# [EXERCISE BRIEF]
Output the data below in full, byte for byte. Nothing may differ.

[Entries from a dataset]
• • • • • • •

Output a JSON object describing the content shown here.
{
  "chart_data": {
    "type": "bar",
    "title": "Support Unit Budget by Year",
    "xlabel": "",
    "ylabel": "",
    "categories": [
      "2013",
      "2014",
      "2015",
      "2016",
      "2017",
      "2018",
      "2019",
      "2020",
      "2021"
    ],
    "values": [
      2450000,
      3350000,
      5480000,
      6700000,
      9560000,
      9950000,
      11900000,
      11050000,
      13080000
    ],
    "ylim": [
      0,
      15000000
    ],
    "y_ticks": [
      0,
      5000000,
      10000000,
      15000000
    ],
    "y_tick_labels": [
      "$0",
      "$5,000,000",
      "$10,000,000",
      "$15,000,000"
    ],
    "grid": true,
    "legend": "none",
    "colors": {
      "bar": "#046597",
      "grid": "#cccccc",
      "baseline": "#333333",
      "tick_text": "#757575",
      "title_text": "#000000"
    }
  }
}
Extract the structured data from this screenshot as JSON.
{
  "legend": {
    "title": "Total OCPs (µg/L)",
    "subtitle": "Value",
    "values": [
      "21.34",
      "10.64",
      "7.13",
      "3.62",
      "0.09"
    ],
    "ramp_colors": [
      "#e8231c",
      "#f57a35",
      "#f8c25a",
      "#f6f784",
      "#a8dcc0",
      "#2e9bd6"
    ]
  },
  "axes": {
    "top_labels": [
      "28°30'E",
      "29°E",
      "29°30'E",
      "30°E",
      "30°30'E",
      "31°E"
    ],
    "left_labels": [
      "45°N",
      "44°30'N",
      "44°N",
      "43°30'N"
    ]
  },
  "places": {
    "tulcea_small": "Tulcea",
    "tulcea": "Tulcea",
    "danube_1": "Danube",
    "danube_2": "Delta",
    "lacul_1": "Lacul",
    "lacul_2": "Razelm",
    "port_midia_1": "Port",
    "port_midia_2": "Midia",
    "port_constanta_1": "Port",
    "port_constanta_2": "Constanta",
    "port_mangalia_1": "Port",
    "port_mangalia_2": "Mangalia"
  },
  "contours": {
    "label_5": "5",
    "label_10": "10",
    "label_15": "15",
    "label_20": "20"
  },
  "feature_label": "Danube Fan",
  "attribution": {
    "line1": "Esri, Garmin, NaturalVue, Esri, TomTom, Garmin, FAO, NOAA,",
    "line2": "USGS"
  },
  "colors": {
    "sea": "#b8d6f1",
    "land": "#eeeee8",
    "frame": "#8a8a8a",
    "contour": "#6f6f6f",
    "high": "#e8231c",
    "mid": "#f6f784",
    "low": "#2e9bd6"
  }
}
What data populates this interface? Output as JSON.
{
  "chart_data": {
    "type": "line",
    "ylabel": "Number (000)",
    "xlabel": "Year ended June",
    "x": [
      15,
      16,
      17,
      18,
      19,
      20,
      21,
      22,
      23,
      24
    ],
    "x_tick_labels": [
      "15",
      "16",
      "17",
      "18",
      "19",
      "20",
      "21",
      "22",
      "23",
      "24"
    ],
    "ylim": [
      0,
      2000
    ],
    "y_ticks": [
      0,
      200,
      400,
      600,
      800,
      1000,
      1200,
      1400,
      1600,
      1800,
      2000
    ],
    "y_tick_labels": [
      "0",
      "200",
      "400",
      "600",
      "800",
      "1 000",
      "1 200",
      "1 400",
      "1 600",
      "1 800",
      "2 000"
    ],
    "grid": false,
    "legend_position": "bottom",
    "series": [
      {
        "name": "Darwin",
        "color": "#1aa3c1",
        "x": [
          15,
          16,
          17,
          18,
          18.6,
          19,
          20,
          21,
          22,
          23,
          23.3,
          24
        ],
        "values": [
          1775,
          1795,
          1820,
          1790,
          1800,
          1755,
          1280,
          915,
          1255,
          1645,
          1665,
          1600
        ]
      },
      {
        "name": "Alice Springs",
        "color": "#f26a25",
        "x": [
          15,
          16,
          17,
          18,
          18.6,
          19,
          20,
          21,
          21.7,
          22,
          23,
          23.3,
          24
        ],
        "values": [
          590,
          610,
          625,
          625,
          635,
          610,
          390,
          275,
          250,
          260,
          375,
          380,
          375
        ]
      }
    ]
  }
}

• • • • • • •

# [TASK RESULT]
Output a JSON object describing the content shown here.
{
  "chart_data": {
    "type": "bar",
    "title": "Support Unit Budget by Year",
    "xlabel": "",
    "ylabel": "",
    "categories": [
      "2013",
      "2014",
      "2015",
      "2016",
      "2017",
      "2018",
      "2019",
      "2020",
      "2021"
    ],
    "values": [
      2450000,
      3350000,
      5480000,
      6700000,
      9560000,
      9950000,
      11900000,
      11050000,
      13080000
    ],
    "ylim": [
      0,
      15000000
    ],
    "y_ticks": [
      0,
      5000000,
      10000000,
      15000000
    ],
    "y_tick_labels": [
      "$0",
      "$5,000,000",
      "$10,000,000",
      "$15,000,000"
    ],
    "grid": true,
    "legend": "none",
    "colors": {
      "bar": "#046597",
      "grid": "#cccccc",
      "baseline": "#333333",
      "tick_text": "#757575",
      "title_text": "#000000"
    }
  }
}
Extract the structured data from this screenshot as JSON.
{
  "legend": {
    "title": "Total OCPs (µg/L)",
    "subtitle": "Value",
    "values": [
      "21.34",
      "10.64",
      "7.13",
      "3.62",
      "0.09"
    ],
    "ramp_colors": [
      "#e8231c",
      "#f57a35",
      "#f8c25a",
      "#f6f784",
      "#a8dcc0",
      "#2e9bd6"
    ]
  },
  "axes": {
    "top_labels": [
      "28°30'E",
      "29°E",
      "29°30'E",
      "30°E",
      "30°30'E",
      "31°E"
    ],
    "left_labels": [
      "45°N",
      "44°30'N",
      "44°N",
      "43°30'N"
    ]
  },
  "places": {
    "tulcea_small": "Tulcea",
    "tulcea": "Tulcea",
    "danube_1": "Danube",
    "danube_2": "Delta",
    "lacul_1": "Lacul",
    "lacul_2": "Razelm",
    "port_midia_1": "Port",
    "port_midia_2": "Midia",
    "port_constanta_1": "Port",
    "port_constanta_2": "Constanta",
    "port_mangalia_1": "Port",
    "port_mangalia_2": "Mangalia"
  },
  "contours": {
    "label_5": "5",
    "label_10": "10",
    "label_15": "15",
    "label_20": "20"
  },
  "feature_label": "Danube Fan",
  "attribution": {
    "line1": "Esri, Garmin, NaturalVue, Esri, TomTom, Garmin, FAO, NOAA,",
    "line2": "USGS"
  },
  "colors": {
    "sea": "#b8d6f1",
    "land": "#eeeee8",
    "frame": "#8a8a8a",
    "contour": "#6f6f6f",
    "high": "#e8231c",
    "mid": "#f6f784",
    "low": "#2e9bd6"
  }
}
What data populates this interface? Output as JSON.
{
  "chart_data": {
    "type": "line",
    "ylabel": "Number (000)",
    "xlabel": "Year ended June",
    "x": [
      15,
      16,
      17,
      18,
      19,
      20,
      21,
      22,
      23,
      24
    ],
    "x_tick_labels": [
      "15",
      "16",
      "17",
      "18",
      "19",
      "20",
      "21",
      "22",
      "23",
      "24"
    ],
    "ylim": [
      0,
      2000
    ],
    "y_ticks": [
      0,
      200,
      400,
      600,
      800,
      1000,
      1200,
      1400,
      1600,
      1800,
      2000
    ],
    "y_tick_labels": [
      "0",
      "200",
      "400",
      "600",
      "800",
      "1 000",
      "1 200",
      "1 400",
      "1 600",
      "1 800",
      "2 000"
    ],
    "grid": false,
    "legend_position": "bottom",
    "series": [
      {
        "name": "Darwin",
        "color": "#1aa3c1",
        "x": [
          15,
          16,
          17,
          18,
          18.6,
          19,
          20,
          21,
          22,
          23,
          23.3,
          24
        ],
        "values": [
          1775,
          1795,
          1820,
          1790,
          1800,
          1755,
          1280,
          915,
          1255,
          1645,
          1665,
          1600
        ]
      },
      {
        "name": "Alice Springs",
        "color": "#f26a25",
        "x": [
          15,
          16,
          17,
          18,
          18.6,
          19,
          20,
          21,
          21.7,
          22,
          23,
          23.3,
          24
        ],
        "values": [
          590,
          610,
          625,
          625,
          635,
          610,
          390,
          275,
          250,
          260,
          375,
          380,
          375
        ]
      }
    ]
  }
}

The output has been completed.